◆ **EXERCISE TASKS**:
**1)** Answer the following from the text on indoor BAN path loss:
(a) Which model shows the highest attenuation, and what is its value?
(b) What typical path attenuation is given for the chest and back antenna locations with a ground plane and two walls?
(c) In the arm–chest configuration, what does the free-space model fail to represent?
**2)** Continue the text on indoor BAN path loss from its last sentence.

-------- TEXT --------

Comparison of estimated path loss values for the considered scenarios gives a qualitative and quantitative insight into the properties of a typical indoor BAN channel (as opposed to a purely theoretical, idealized free-space BAN channel). As expected, the highest attenuation can be observed for the model with the ground plane only (90 dB) and antennas located on the chest and the back of the human torso. In a reflective multipath environment with walls, a typical value of path attenuation for the same on-body antenna locations is significantly lower (60 dB for ground plane and two walls). For the antenna pair located on the chest and on one arm the path loss is lower than for the antennas located on the opposite sides of the torso (chest and back). In this case a reflective environment also decreases attenuation of radio signal but, additionally, strong frequency selective fades can be observed. To summarize, the following main conclusions of practical (engineering) importance can be drawn from the results of measurements and numerical simulation of the indoor BAN propagation on-body scenarios in 2.4 GHz band:

• Free-space modeling of the coupling between BAN antennas located on the human body can be applied to real indoor scenarios only for the antennas located close one to another, e.g., in the arm–chest configuration, where direct coupling between the antennas prevails over the room multipath. However in such a case free space model can be used only to approximate the median value of attenuation over the bandwidth. Frequency selective fades will not be represented.

• For some antenna pair locations e.g., chest–back, where free-space approach (mostly presented in the literature) shows strong attenuation through the body (even up to 90 dB) in typical indoor environment the attenuation is significantly decreased. In the studied case the difference was up to 30 dB. The propagation mechanism in such a case can be dominated by room multipath propagation. In these cases BAN channel models for engineering applications should include multipath effects–even only to obtain median attenuation values.

-------- DATASET CONTENT --------

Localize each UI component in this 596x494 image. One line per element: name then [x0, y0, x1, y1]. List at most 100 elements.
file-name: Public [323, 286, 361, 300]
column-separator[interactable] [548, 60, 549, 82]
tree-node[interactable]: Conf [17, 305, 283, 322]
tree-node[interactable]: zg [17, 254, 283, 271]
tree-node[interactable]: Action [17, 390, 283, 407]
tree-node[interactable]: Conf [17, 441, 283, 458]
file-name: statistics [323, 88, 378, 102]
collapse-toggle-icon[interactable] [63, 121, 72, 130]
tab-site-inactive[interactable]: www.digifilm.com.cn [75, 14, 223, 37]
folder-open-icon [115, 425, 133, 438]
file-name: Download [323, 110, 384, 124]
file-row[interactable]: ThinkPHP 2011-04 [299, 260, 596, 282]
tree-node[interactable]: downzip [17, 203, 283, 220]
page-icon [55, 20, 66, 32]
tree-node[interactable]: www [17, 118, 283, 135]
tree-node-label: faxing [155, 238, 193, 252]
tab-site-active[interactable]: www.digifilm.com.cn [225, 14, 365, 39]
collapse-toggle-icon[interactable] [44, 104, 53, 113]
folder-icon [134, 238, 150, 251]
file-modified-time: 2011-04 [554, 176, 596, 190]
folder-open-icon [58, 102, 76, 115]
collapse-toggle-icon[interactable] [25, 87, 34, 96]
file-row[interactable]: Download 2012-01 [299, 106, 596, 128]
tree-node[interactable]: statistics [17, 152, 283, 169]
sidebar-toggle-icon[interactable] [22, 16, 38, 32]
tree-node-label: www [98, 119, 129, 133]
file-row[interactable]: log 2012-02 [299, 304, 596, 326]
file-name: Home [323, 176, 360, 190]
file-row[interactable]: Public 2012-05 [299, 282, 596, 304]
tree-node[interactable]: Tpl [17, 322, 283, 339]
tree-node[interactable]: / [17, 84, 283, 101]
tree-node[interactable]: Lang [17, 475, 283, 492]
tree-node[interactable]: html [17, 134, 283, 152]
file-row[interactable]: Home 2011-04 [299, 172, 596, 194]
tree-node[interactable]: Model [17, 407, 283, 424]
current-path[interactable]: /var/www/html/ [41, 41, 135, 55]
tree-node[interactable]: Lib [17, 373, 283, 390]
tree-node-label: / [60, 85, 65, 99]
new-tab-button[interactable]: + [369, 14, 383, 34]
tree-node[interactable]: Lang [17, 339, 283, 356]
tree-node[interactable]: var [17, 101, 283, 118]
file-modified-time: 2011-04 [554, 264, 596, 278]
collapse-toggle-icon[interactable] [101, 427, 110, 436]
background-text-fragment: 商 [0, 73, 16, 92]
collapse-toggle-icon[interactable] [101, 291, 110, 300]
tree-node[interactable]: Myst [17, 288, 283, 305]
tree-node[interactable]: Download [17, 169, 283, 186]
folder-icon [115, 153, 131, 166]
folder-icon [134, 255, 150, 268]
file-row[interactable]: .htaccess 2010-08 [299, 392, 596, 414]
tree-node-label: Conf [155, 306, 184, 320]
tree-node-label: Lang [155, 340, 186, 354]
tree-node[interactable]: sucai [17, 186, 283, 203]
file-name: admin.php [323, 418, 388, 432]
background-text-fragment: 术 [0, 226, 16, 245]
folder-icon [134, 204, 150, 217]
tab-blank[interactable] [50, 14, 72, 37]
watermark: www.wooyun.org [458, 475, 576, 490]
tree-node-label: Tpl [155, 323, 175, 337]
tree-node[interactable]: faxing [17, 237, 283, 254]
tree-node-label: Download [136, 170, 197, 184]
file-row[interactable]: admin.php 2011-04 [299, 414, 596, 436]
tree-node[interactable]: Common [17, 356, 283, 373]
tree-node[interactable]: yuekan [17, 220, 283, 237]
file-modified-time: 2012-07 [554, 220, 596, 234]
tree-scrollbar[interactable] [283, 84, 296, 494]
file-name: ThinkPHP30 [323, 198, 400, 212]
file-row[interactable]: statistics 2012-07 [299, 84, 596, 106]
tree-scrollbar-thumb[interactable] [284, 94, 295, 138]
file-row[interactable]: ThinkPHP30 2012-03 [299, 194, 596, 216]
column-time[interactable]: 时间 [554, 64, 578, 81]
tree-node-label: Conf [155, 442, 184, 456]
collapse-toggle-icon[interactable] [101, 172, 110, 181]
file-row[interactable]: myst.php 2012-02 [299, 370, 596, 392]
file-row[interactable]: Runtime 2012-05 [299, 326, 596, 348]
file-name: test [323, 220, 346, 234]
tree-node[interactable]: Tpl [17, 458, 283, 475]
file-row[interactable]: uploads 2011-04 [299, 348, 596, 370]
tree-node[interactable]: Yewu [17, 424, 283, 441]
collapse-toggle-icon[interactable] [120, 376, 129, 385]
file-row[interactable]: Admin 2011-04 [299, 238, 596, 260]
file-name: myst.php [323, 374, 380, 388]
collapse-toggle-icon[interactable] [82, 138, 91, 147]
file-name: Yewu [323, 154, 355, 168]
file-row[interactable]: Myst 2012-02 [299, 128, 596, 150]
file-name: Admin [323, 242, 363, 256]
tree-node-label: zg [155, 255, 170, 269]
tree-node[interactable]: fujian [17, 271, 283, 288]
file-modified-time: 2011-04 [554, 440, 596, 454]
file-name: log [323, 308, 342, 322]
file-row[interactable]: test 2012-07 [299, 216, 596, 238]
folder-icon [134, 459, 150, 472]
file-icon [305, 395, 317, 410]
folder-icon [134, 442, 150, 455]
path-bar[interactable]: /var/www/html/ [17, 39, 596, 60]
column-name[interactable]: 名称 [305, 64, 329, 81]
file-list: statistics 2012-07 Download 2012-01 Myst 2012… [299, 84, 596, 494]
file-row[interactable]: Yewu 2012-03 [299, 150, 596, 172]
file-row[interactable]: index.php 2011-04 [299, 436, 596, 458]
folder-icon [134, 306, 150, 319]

--------

◆ **RESULTS FOR EACH TASK**:
**1)**
(a) The model with the ground plane only shows the highest attenuation, at 90 dB.
(b) 60 dB.
(c) Frequency selective fades.

**2)**
• Multipath effects can be easily simulated with simple room model comprising only two conducting surfaces (floor and ceiling) and dielectric walls. Such a simplification can free indoor BAN designers from creating very complex indoor environment models of target buildings. These buildings have mechanical structures that might be unknown to the BAN designer. For instance hospital rooms that are located on the same floor can differ significantly in the location of wiring and pipelines. This simplified model can be created in any full wave modeling tool. The median values of signal attenuation obtained with simulation and measurements as well as the character of frequency dependent fades (depth and frequency separation) are in good agreement. For the case of antennas located on chest and back, the corresponding simulated and measured median values differ only by 1.1 dB. For the case of antennas located on the arm and the chest the difference was 4.7 dB. Some differences between the shapes of simulation and measurement attenuation curves (e.g., location of the fades) can be attributed to an imprecise representation of room geometry and material parameters in computer models.

Indoor BAN simulation studies for a simulation domain corresponding to an average-sized office room are feasible using XFDTD software package with only a moderate PC computer configuration containing two nVIDIA Tesla C2075 GPU cards. With this computer configuration the simulations took from 45 min to 70 min depending on the FDTD algorithm convergence for a given simulated case.

The authors plan to carry out an in-depth study to formulate a practical indoor BAN radio channel path loss model taking into consideration various on-body antenna configurations as well as room dimensions and human body location as parameters. The model should be of help to engineers designing BAN destined for operation in particular indoor environments.